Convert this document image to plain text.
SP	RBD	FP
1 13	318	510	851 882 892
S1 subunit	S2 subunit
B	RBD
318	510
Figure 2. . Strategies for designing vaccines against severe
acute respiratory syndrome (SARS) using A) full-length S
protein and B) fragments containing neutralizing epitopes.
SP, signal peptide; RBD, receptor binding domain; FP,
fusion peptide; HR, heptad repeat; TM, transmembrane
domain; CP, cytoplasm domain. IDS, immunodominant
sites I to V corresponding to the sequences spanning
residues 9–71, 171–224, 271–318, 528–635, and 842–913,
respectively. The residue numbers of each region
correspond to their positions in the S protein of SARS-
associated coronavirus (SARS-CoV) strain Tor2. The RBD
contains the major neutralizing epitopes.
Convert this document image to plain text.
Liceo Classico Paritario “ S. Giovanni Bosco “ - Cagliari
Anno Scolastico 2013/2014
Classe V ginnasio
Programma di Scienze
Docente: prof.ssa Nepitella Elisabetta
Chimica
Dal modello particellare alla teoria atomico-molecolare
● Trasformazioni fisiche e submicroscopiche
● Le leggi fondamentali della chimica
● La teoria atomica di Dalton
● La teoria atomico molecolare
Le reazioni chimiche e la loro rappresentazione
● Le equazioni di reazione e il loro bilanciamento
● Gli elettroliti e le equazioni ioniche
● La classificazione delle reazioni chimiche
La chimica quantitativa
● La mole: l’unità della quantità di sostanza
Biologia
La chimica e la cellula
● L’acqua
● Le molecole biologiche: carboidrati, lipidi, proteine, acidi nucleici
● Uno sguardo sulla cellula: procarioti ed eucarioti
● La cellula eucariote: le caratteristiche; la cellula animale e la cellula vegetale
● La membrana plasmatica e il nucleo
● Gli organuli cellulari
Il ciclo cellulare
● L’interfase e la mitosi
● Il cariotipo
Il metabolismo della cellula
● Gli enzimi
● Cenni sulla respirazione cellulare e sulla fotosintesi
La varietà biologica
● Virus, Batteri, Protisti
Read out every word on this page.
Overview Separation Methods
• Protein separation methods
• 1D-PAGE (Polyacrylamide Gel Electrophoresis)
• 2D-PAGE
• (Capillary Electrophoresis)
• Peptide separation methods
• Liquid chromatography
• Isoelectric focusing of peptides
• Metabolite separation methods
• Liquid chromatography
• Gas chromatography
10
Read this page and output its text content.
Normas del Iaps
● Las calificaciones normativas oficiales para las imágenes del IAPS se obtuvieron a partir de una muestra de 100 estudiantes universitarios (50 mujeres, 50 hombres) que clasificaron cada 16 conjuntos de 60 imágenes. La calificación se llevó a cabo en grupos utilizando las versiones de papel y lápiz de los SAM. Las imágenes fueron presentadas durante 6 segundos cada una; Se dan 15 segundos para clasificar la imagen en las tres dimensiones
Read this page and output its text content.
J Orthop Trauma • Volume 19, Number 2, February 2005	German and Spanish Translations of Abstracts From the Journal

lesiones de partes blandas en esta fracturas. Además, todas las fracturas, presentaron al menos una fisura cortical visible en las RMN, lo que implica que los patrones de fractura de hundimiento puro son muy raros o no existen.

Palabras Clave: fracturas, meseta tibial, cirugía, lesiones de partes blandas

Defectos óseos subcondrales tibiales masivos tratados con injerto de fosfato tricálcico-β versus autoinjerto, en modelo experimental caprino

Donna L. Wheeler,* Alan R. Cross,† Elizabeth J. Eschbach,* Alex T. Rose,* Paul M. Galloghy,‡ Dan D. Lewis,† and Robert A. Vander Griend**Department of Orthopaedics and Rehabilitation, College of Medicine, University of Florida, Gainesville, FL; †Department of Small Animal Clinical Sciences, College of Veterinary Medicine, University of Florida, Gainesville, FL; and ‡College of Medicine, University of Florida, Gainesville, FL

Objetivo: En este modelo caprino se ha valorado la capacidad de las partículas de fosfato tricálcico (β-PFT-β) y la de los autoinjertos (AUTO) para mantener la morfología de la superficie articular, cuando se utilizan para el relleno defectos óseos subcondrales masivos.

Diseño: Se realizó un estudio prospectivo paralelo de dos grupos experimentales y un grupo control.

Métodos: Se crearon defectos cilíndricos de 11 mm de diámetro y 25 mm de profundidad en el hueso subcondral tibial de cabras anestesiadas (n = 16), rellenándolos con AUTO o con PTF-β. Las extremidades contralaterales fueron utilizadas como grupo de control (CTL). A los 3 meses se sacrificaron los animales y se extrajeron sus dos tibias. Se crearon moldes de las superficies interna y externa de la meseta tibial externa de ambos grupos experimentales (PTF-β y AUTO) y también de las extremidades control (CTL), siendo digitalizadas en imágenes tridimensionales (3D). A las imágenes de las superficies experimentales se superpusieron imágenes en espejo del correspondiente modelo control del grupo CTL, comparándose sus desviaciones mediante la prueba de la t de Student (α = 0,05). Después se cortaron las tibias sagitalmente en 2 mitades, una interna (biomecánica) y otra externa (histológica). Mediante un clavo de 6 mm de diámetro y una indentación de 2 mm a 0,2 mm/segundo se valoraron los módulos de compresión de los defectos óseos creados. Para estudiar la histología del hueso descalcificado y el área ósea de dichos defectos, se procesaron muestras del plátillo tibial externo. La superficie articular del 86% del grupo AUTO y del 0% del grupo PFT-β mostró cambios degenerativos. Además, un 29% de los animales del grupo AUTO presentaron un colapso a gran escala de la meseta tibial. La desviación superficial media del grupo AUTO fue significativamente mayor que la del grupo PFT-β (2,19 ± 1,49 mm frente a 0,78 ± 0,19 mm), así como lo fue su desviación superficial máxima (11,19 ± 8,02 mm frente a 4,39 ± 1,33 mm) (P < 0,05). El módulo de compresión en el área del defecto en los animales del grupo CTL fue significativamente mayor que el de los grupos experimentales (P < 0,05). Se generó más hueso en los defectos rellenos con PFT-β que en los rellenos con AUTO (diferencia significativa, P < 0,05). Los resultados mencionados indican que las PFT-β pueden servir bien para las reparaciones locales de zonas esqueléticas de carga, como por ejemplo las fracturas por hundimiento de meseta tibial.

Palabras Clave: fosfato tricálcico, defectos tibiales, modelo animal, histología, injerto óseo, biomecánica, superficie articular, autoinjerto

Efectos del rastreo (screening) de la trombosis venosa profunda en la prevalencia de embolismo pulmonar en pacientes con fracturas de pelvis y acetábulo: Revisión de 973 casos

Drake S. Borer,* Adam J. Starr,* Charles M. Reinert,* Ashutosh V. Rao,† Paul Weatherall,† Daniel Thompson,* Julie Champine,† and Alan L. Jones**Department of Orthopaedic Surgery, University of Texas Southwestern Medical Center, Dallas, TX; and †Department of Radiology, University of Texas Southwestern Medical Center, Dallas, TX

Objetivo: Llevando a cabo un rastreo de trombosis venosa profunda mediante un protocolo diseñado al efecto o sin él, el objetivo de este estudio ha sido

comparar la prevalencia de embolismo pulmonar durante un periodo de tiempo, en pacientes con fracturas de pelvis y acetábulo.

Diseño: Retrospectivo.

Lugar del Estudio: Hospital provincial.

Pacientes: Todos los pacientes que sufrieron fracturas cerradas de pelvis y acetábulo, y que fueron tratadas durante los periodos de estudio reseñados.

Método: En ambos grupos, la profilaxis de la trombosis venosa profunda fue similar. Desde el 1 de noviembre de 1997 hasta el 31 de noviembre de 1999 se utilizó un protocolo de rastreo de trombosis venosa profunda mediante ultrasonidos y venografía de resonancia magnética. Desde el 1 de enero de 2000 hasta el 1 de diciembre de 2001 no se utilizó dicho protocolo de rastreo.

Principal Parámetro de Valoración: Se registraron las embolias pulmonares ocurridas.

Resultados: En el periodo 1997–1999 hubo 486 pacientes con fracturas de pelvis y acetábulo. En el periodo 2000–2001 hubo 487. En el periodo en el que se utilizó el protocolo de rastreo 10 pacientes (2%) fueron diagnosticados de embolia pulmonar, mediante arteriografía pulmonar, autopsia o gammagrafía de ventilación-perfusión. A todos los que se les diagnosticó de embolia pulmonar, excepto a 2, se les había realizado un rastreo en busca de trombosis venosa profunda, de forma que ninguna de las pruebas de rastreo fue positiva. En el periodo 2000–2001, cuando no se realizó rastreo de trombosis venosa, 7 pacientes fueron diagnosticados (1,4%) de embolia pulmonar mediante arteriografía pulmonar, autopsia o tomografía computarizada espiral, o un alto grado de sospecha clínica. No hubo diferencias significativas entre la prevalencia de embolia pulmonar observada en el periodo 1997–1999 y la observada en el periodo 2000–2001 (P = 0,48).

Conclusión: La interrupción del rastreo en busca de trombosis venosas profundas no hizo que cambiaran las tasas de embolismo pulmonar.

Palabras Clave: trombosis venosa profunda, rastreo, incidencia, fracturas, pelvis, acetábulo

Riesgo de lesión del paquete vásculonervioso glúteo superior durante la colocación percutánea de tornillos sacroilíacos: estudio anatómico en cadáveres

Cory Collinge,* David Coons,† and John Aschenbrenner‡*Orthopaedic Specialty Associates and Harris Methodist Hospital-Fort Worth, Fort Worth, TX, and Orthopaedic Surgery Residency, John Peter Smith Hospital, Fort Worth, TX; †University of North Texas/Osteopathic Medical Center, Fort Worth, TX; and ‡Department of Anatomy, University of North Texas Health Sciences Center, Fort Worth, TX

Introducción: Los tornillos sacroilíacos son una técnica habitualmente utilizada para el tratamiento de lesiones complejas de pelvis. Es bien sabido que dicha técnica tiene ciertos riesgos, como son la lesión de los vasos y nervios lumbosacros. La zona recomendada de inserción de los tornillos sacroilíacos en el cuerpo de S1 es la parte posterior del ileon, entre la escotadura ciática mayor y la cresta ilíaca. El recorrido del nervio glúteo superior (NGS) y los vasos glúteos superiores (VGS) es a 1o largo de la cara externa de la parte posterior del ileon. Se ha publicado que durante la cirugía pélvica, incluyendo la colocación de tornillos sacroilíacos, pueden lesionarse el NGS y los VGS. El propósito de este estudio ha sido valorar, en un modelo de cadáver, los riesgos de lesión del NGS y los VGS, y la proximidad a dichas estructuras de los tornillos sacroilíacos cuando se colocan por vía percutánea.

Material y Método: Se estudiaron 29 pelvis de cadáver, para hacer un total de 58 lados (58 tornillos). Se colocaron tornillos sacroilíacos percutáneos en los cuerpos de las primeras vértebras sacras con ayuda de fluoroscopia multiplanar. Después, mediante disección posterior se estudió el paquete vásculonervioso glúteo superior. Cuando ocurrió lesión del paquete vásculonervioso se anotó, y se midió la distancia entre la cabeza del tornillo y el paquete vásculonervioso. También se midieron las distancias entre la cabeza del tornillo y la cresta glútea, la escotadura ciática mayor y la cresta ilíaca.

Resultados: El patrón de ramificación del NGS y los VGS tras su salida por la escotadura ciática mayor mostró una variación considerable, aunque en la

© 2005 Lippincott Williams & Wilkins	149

**Task directions**: Tally the lines in the records above that contain the string "neutralizing" and report only the tally.

**Answer for this exercise**: 2